## WHAT TO PRODUCE
Can you output the material exactly as written, minus any pictures it holds?

# THE RECORDS start

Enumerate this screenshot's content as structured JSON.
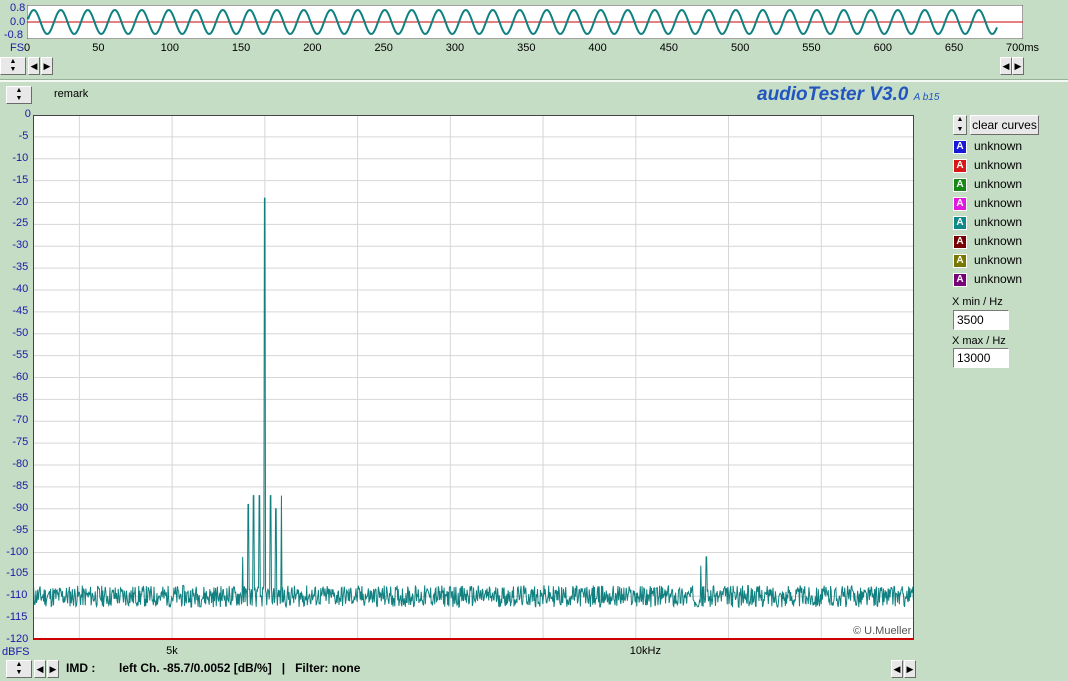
{
  "top_scope": {
    "y_labels": [
      "0.8",
      "0.0",
      "-0.8"
    ],
    "fs_label": "FS",
    "x_ticks": [
      "0",
      "50",
      "100",
      "150",
      "200",
      "250",
      "300",
      "350",
      "400",
      "450",
      "500",
      "550",
      "600",
      "650"
    ],
    "x_end_label": "700ms"
  },
  "app": {
    "remark_label": "remark",
    "title": "audioTester V3.0",
    "version_sub": "A b15",
    "copyright": "© U.Mueller"
  },
  "legend": {
    "clear_label": "clear curves",
    "items": [
      {
        "glyph": "A",
        "label": "unknown",
        "color": "#1818d8"
      },
      {
        "glyph": "A",
        "label": "unknown",
        "color": "#d81818"
      },
      {
        "glyph": "A",
        "label": "unknown",
        "color": "#188818"
      },
      {
        "glyph": "A",
        "label": "unknown",
        "color": "#e018e0"
      },
      {
        "glyph": "A",
        "label": "unknown",
        "color": "#108888"
      },
      {
        "glyph": "A",
        "label": "unknown",
        "color": "#780000"
      },
      {
        "glyph": "A",
        "label": "unknown",
        "color": "#787800"
      },
      {
        "glyph": "A",
        "label": "unknown",
        "color": "#780078"
      }
    ],
    "xmin_label": "X min / Hz",
    "xmin_value": "3500",
    "xmax_label": "X max / Hz",
    "xmax_value": "13000"
  },
  "status": {
    "measure": "IMD :",
    "result": "left Ch. -85.7/0.0052 [dB/%]   |   Filter: none"
  },
  "chart_data": {
    "type": "line",
    "ylabel": "dBFS",
    "xlim": [
      3500,
      13000
    ],
    "ylim": [
      -120,
      0
    ],
    "y_ticks": [
      "0",
      "-5",
      "-10",
      "-15",
      "-20",
      "-25",
      "-30",
      "-35",
      "-40",
      "-45",
      "-50",
      "-55",
      "-60",
      "-65",
      "-70",
      "-75",
      "-80",
      "-85",
      "-90",
      "-95",
      "-100",
      "-105",
      "-110",
      "-115",
      "-120"
    ],
    "x_tick_labels": [
      {
        "x": 5000,
        "label": "5k"
      },
      {
        "x": 10000,
        "label": "10kHz"
      }
    ],
    "noise_floor_db": -110,
    "peaks": [
      {
        "x": 6000,
        "y": -19
      },
      {
        "x": 5940,
        "y": -87
      },
      {
        "x": 5880,
        "y": -87
      },
      {
        "x": 6060,
        "y": -87
      },
      {
        "x": 6120,
        "y": -90
      },
      {
        "x": 6180,
        "y": -87
      },
      {
        "x": 5820,
        "y": -89
      },
      {
        "x": 5760,
        "y": -101
      },
      {
        "x": 10700,
        "y": -103
      },
      {
        "x": 10760,
        "y": -101
      }
    ],
    "curve_color": "#108080"
  }
}
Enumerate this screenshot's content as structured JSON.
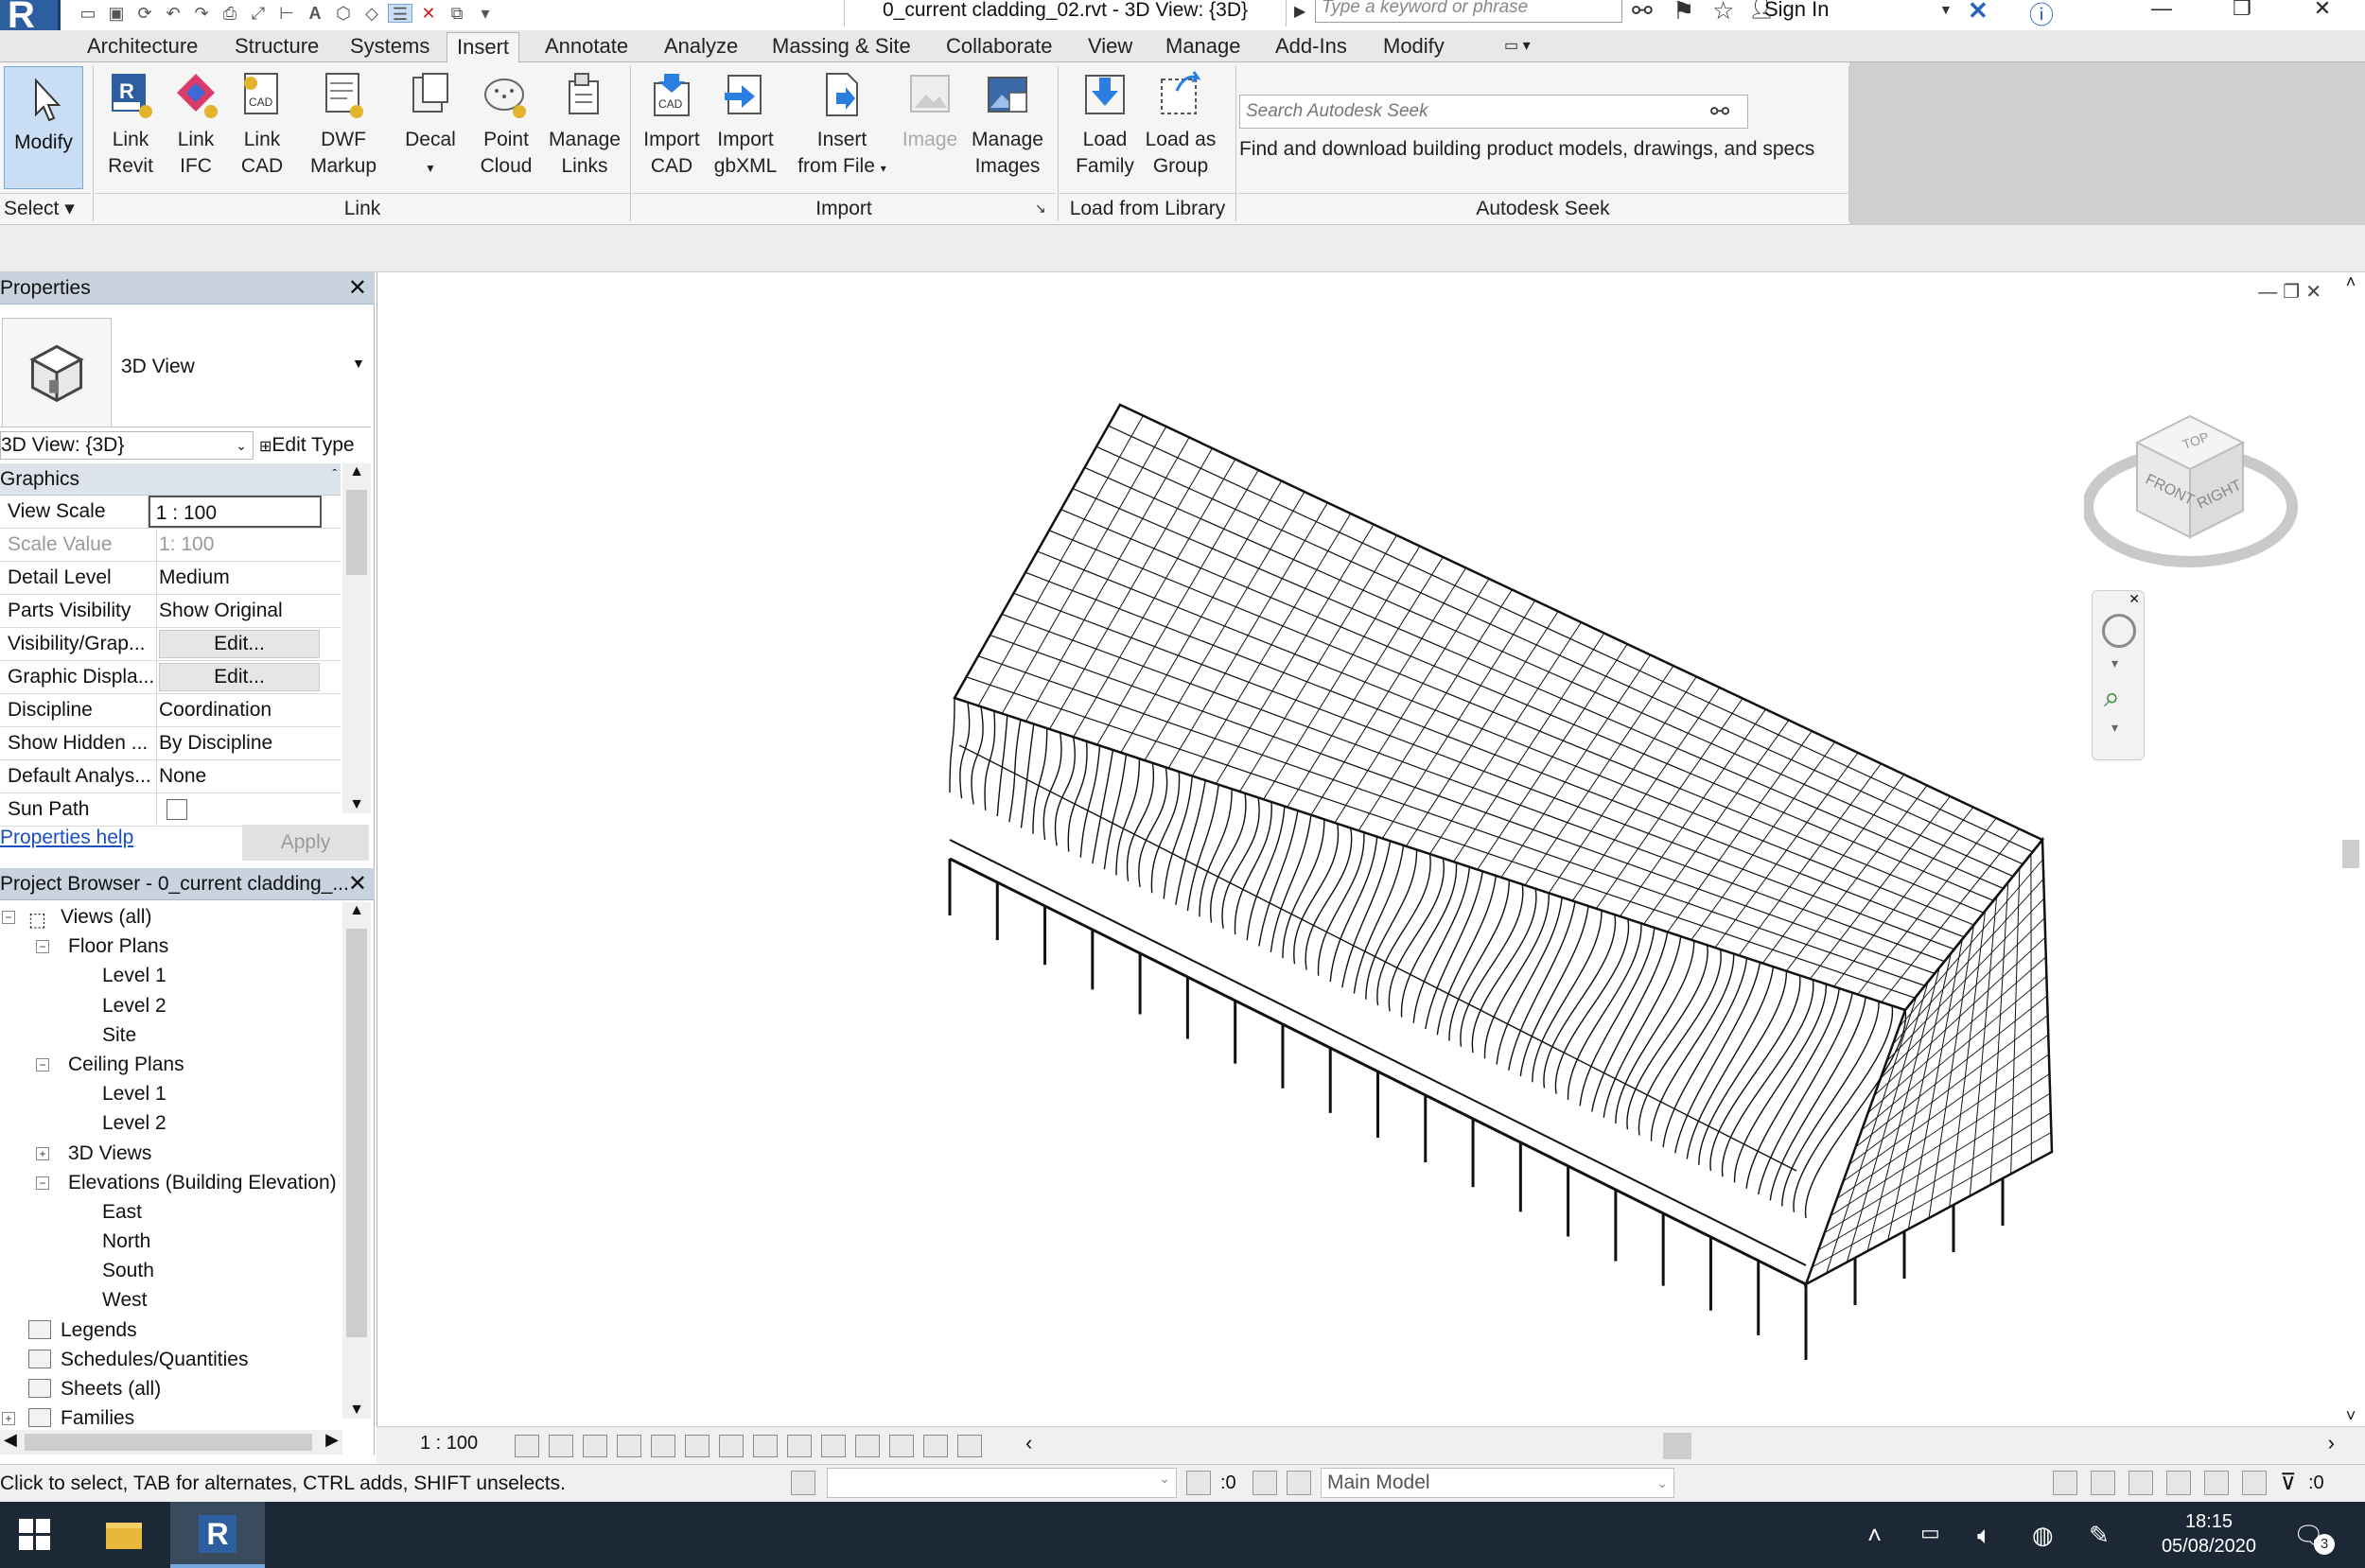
{
  "titlebar": {
    "document_title": "0_current cladding_02.rvt - 3D View: {3D}",
    "search_placeholder": "Type a keyword or phrase",
    "sign_in": "Sign In"
  },
  "ribbon_tabs": [
    "Architecture",
    "Structure",
    "Systems",
    "Insert",
    "Annotate",
    "Analyze",
    "Massing & Site",
    "Collaborate",
    "View",
    "Manage",
    "Add-Ins",
    "Modify"
  ],
  "active_tab": "Insert",
  "ribbon": {
    "modify": "Modify",
    "select_panel": "Select",
    "link_panel": "Link",
    "import_panel": "Import",
    "library_panel": "Load from Library",
    "seek_panel": "Autodesk Seek",
    "buttons": {
      "link_revit": [
        "Link",
        "Revit"
      ],
      "link_ifc": [
        "Link",
        "IFC"
      ],
      "link_cad": [
        "Link",
        "CAD"
      ],
      "dwf_markup": [
        "DWF",
        "Markup"
      ],
      "decal": [
        "Decal",
        ""
      ],
      "point_cloud": [
        "Point",
        "Cloud"
      ],
      "manage_links": [
        "Manage",
        "Links"
      ],
      "import_cad": [
        "Import",
        "CAD"
      ],
      "import_gbxml": [
        "Import",
        "gbXML"
      ],
      "insert_from_file": [
        "Insert",
        "from File"
      ],
      "image": [
        "Image",
        ""
      ],
      "manage_images": [
        "Manage",
        "Images"
      ],
      "load_family": [
        "Load",
        "Family"
      ],
      "load_as_group": [
        "Load as",
        "Group"
      ]
    },
    "seek_placeholder": "Search Autodesk Seek",
    "seek_description": "Find and download building product models, drawings, and specs"
  },
  "properties": {
    "title": "Properties",
    "type_name": "3D View",
    "instance_selector": "3D View: {3D}",
    "edit_type": "Edit Type",
    "group": "Graphics",
    "rows": [
      {
        "name": "View Scale",
        "value": "1 : 100"
      },
      {
        "name": "Scale Value",
        "value": "1:  100"
      },
      {
        "name": "Detail Level",
        "value": "Medium"
      },
      {
        "name": "Parts Visibility",
        "value": "Show Original"
      },
      {
        "name": "Visibility/Grap...",
        "value": "Edit..."
      },
      {
        "name": "Graphic Displa...",
        "value": "Edit..."
      },
      {
        "name": "Discipline",
        "value": "Coordination"
      },
      {
        "name": "Show Hidden ...",
        "value": "By Discipline"
      },
      {
        "name": "Default Analys...",
        "value": "None"
      },
      {
        "name": "Sun Path",
        "value": ""
      }
    ],
    "help_link": "Properties help",
    "apply": "Apply"
  },
  "browser": {
    "title": "Project Browser - 0_current cladding_...",
    "nodes": [
      {
        "label": "Views (all)",
        "level": 0,
        "toggle": "−"
      },
      {
        "label": "Floor Plans",
        "level": 1,
        "toggle": "−"
      },
      {
        "label": "Level 1",
        "level": 2,
        "toggle": ""
      },
      {
        "label": "Level 2",
        "level": 2,
        "toggle": ""
      },
      {
        "label": "Site",
        "level": 2,
        "toggle": ""
      },
      {
        "label": "Ceiling Plans",
        "level": 1,
        "toggle": "−"
      },
      {
        "label": "Level 1",
        "level": 2,
        "toggle": ""
      },
      {
        "label": "Level 2",
        "level": 2,
        "toggle": ""
      },
      {
        "label": "3D Views",
        "level": 1,
        "toggle": "+"
      },
      {
        "label": "Elevations (Building Elevation)",
        "level": 1,
        "toggle": "−"
      },
      {
        "label": "East",
        "level": 2,
        "toggle": ""
      },
      {
        "label": "North",
        "level": 2,
        "toggle": ""
      },
      {
        "label": "South",
        "level": 2,
        "toggle": ""
      },
      {
        "label": "West",
        "level": 2,
        "toggle": ""
      },
      {
        "label": "Legends",
        "level": 0,
        "toggle": ""
      },
      {
        "label": "Schedules/Quantities",
        "level": 0,
        "toggle": ""
      },
      {
        "label": "Sheets (all)",
        "level": 0,
        "toggle": ""
      },
      {
        "label": "Families",
        "level": 0,
        "toggle": "+"
      }
    ]
  },
  "viewcube": {
    "top": "TOP",
    "front": "FRONT",
    "right": "RIGHT"
  },
  "view_control_bar": {
    "scale": "1 : 100"
  },
  "statusbar": {
    "message": "Click to select, TAB for alternates, CTRL adds, SHIFT unselects.",
    "worksets_count": ":0",
    "model": "Main Model",
    "filter_count": ":0"
  },
  "taskbar": {
    "time": "18:15",
    "date": "05/08/2020",
    "notification_count": "3"
  },
  "colors": {
    "ribbon_bg": "#f5f5f5",
    "palette_header": "#c8d3df",
    "taskbar": "#1d2836",
    "link": "#1a4fc4"
  }
}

# THE RECORDS end

## SOLUTION FOR THIS EXERCISE
Enumerate this screenshot's content as structured JSON.
{
  "top_scope": {
    "y_labels": [
      "0.8",
      "0.0",
      "-0.8"
    ],
    "fs_label": "FS",
    "x_ticks": [
      "0",
      "50",
      "100",
      "150",
      "200",
      "250",
      "300",
      "350",
      "400",
      "450",
      "500",
      "550",
      "600",
      "650"
    ],
    "x_end_label": "700ms"
  },
  "app": {
    "remark_label": "remark",
    "title": "audioTester V3.0",
    "version_sub": "A b15",
    "copyright": "© U.Mueller"
  },
  "legend": {
    "clear_label": "clear curves",
    "items": [
      {
        "glyph": "A",
        "label": "unknown",
        "color": "#1818d8"
      },
      {
        "glyph": "A",
        "label": "unknown",
        "color": "#d81818"
      },
      {
        "glyph": "A",
        "label": "unknown",
        "color": "#188818"
      },
      {
        "glyph": "A",
        "label": "unknown",
        "color": "#e018e0"
      },
      {
        "glyph": "A",
        "label": "unknown",
        "color": "#108888"
      },
      {
        "glyph": "A",
        "label": "unknown",
        "color": "#780000"
      },
      {
        "glyph": "A",
        "label": "unknown",
        "color": "#787800"
      },
      {
        "glyph": "A",
        "label": "unknown",
        "color": "#780078"
      }
    ],
    "xmin_label": "X min / Hz",
    "xmin_value": "3500",
    "xmax_label": "X max / Hz",
    "xmax_value": "13000"
  },
  "status": {
    "measure": "IMD :",
    "result": "left Ch. -85.7/0.0052 [dB/%]   |   Filter: none"
  },
  "chart_data": {
    "type": "line",
    "ylabel": "dBFS",
    "xlim": [
      3500,
      13000
    ],
    "ylim": [
      -120,
      0
    ],
    "y_ticks": [
      "0",
      "-5",
      "-10",
      "-15",
      "-20",
      "-25",
      "-30",
      "-35",
      "-40",
      "-45",
      "-50",
      "-55",
      "-60",
      "-65",
      "-70",
      "-75",
      "-80",
      "-85",
      "-90",
      "-95",
      "-100",
      "-105",
      "-110",
      "-115",
      "-120"
    ],
    "x_tick_labels": [
      {
        "x": 5000,
        "label": "5k"
      },
      {
        "x": 10000,
        "label": "10kHz"
      }
    ],
    "noise_floor_db": -110,
    "peaks": [
      {
        "x": 6000,
        "y": -19
      },
      {
        "x": 5940,
        "y": -87
      },
      {
        "x": 5880,
        "y": -87
      },
      {
        "x": 6060,
        "y": -87
      },
      {
        "x": 6120,
        "y": -90
      },
      {
        "x": 6180,
        "y": -87
      },
      {
        "x": 5820,
        "y": -89
      },
      {
        "x": 5760,
        "y": -101
      },
      {
        "x": 10700,
        "y": -103
      },
      {
        "x": 10760,
        "y": -101
      }
    ],
    "curve_color": "#108080"
  }
}
Enumerate this screenshot's content as structured JSON.
{
  "titlebar": {
    "document_title": "0_current cladding_02.rvt - 3D View: {3D}",
    "search_placeholder": "Type a keyword or phrase",
    "sign_in": "Sign In"
  },
  "ribbon_tabs": [
    "Architecture",
    "Structure",
    "Systems",
    "Insert",
    "Annotate",
    "Analyze",
    "Massing & Site",
    "Collaborate",
    "View",
    "Manage",
    "Add-Ins",
    "Modify"
  ],
  "active_tab": "Insert",
  "ribbon": {
    "modify": "Modify",
    "select_panel": "Select",
    "link_panel": "Link",
    "import_panel": "Import",
    "library_panel": "Load from Library",
    "seek_panel": "Autodesk Seek",
    "buttons": {
      "link_revit": [
        "Link",
        "Revit"
      ],
      "link_ifc": [
        "Link",
        "IFC"
      ],
      "link_cad": [
        "Link",
        "CAD"
      ],
      "dwf_markup": [
        "DWF",
        "Markup"
      ],
      "decal": [
        "Decal",
        ""
      ],
      "point_cloud": [
        "Point",
        "Cloud"
      ],
      "manage_links": [
        "Manage",
        "Links"
      ],
      "import_cad": [
        "Import",
        "CAD"
      ],
      "import_gbxml": [
        "Import",
        "gbXML"
      ],
      "insert_from_file": [
        "Insert",
        "from File"
      ],
      "image": [
        "Image",
        ""
      ],
      "manage_images": [
        "Manage",
        "Images"
      ],
      "load_family": [
        "Load",
        "Family"
      ],
      "load_as_group": [
        "Load as",
        "Group"
      ]
    },
    "seek_placeholder": "Search Autodesk Seek",
    "seek_description": "Find and download building product models, drawings, and specs"
  },
  "properties": {
    "title": "Properties",
    "type_name": "3D View",
    "instance_selector": "3D View: {3D}",
    "edit_type": "Edit Type",
    "group": "Graphics",
    "rows": [
      {
        "name": "View Scale",
        "value": "1 : 100"
      },
      {
        "name": "Scale Value",
        "value": "1:  100"
      },
      {
        "name": "Detail Level",
        "value": "Medium"
      },
      {
        "name": "Parts Visibility",
        "value": "Show Original"
      },
      {
        "name": "Visibility/Grap...",
        "value": "Edit..."
      },
      {
        "name": "Graphic Displa...",
        "value": "Edit..."
      },
      {
        "name": "Discipline",
        "value": "Coordination"
      },
      {
        "name": "Show Hidden ...",
        "value": "By Discipline"
      },
      {
        "name": "Default Analys...",
        "value": "None"
      },
      {
        "name": "Sun Path",
        "value": ""
      }
    ],
    "help_link": "Properties help",
    "apply": "Apply"
  },
  "browser": {
    "title": "Project Browser - 0_current cladding_...",
    "nodes": [
      {
        "label": "Views (all)",
        "level": 0,
        "toggle": "−"
      },
      {
        "label": "Floor Plans",
        "level": 1,
        "toggle": "−"
      },
      {
        "label": "Level 1",
        "level": 2,
        "toggle": ""
      },
      {
        "label": "Level 2",
        "level": 2,
        "toggle": ""
      },
      {
        "label": "Site",
        "level": 2,
        "toggle": ""
      },
      {
        "label": "Ceiling Plans",
        "level": 1,
        "toggle": "−"
      },
      {
        "label": "Level 1",
        "level": 2,
        "toggle": ""
      },
      {
        "label": "Level 2",
        "level": 2,
        "toggle": ""
      },
      {
        "label": "3D Views",
        "level": 1,
        "toggle": "+"
      },
      {
        "label": "Elevations (Building Elevation)",
        "level": 1,
        "toggle": "−"
      },
      {
        "label": "East",
        "level": 2,
        "toggle": ""
      },
      {
        "label": "North",
        "level": 2,
        "toggle": ""
      },
      {
        "label": "South",
        "level": 2,
        "toggle": ""
      },
      {
        "label": "West",
        "level": 2,
        "toggle": ""
      },
      {
        "label": "Legends",
        "level": 0,
        "toggle": ""
      },
      {
        "label": "Schedules/Quantities",
        "level": 0,
        "toggle": ""
      },
      {
        "label": "Sheets (all)",
        "level": 0,
        "toggle": ""
      },
      {
        "label": "Families",
        "level": 0,
        "toggle": "+"
      }
    ]
  },
  "viewcube": {
    "top": "TOP",
    "front": "FRONT",
    "right": "RIGHT"
  },
  "view_control_bar": {
    "scale": "1 : 100"
  },
  "statusbar": {
    "message": "Click to select, TAB for alternates, CTRL adds, SHIFT unselects.",
    "worksets_count": ":0",
    "model": "Main Model",
    "filter_count": ":0"
  },
  "taskbar": {
    "time": "18:15",
    "date": "05/08/2020",
    "notification_count": "3"
  },
  "colors": {
    "ribbon_bg": "#f5f5f5",
    "palette_header": "#c8d3df",
    "taskbar": "#1d2836",
    "link": "#1a4fc4"
  }
}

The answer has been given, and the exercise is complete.